Task details: Beginning at the line containing "Decode this image", output every line to the end of the data below exactly as it appears.

******

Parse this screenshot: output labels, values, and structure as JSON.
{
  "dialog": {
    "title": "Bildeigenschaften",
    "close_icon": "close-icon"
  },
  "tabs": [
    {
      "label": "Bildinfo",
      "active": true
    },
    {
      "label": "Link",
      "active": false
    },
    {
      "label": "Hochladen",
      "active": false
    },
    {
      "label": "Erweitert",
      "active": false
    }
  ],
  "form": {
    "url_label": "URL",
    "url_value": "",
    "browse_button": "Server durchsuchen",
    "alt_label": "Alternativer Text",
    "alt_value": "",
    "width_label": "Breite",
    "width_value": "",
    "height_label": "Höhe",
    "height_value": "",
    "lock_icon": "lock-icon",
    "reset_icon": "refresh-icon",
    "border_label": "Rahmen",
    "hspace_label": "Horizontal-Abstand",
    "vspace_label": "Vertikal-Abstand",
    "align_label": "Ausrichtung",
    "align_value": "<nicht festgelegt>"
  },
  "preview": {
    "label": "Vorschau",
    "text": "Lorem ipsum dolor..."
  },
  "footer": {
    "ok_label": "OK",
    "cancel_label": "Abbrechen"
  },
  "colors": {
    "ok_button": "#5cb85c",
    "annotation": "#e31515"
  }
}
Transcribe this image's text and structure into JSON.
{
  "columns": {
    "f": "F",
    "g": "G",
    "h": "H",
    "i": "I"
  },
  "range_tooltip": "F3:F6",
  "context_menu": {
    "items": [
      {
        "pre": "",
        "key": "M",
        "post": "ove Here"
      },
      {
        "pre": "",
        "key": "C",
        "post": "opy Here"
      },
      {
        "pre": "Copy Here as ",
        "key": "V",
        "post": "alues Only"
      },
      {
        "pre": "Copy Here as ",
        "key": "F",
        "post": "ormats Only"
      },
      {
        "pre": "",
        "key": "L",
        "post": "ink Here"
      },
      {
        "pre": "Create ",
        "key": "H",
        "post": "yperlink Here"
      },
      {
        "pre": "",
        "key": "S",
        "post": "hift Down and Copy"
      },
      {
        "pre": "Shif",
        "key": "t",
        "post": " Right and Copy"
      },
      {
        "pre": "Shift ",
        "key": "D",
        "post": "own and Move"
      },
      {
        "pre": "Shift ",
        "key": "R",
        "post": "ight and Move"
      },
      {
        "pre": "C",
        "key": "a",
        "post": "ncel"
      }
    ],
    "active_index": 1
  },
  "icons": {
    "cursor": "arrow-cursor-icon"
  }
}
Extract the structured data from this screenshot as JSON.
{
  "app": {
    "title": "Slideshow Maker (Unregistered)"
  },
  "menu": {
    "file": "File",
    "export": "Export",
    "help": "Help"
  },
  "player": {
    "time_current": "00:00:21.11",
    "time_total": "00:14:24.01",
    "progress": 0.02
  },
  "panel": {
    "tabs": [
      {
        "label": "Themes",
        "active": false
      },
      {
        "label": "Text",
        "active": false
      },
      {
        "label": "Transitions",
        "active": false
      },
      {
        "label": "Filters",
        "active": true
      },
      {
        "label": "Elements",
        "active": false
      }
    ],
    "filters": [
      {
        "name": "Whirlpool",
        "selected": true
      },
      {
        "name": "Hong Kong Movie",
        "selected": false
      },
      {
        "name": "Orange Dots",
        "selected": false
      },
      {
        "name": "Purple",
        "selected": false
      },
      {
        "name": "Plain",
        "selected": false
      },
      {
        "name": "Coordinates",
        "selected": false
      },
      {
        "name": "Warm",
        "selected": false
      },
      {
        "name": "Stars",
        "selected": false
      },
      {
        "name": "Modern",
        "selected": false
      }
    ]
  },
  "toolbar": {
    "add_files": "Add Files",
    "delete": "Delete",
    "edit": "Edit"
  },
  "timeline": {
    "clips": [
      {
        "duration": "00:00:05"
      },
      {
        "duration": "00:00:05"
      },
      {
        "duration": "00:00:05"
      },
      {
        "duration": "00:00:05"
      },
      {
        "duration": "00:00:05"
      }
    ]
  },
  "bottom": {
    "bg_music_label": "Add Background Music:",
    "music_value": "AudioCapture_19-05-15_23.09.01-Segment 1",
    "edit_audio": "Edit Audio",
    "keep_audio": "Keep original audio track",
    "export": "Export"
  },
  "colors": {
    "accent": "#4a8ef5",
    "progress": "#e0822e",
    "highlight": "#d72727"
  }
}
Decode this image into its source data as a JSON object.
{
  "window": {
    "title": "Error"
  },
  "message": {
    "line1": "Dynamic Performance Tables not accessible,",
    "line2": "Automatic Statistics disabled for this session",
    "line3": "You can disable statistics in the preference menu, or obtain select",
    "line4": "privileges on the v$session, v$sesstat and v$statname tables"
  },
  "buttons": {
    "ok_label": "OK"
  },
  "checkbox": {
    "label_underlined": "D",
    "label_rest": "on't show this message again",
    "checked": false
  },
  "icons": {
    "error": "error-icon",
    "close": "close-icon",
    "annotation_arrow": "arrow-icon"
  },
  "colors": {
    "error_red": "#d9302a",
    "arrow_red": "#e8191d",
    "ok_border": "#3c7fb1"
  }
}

******

Solution to this exercise:
Decode this image into its source data as a JSON object.
{
  "window": {
    "title": "Error"
  },
  "message": {
    "line1": "Dynamic Performance Tables not accessible,",
    "line2": "Automatic Statistics disabled for this session",
    "line3": "You can disable statistics in the preference menu, or obtain select",
    "line4": "privileges on the v$session, v$sesstat and v$statname tables"
  },
  "buttons": {
    "ok_label": "OK"
  },
  "checkbox": {
    "label_underlined": "D",
    "label_rest": "on't show this message again",
    "checked": false
  },
  "icons": {
    "error": "error-icon",
    "close": "close-icon",
    "annotation_arrow": "arrow-icon"
  },
  "colors": {
    "error_red": "#d9302a",
    "arrow_red": "#e8191d",
    "ok_border": "#3c7fb1"
  }
}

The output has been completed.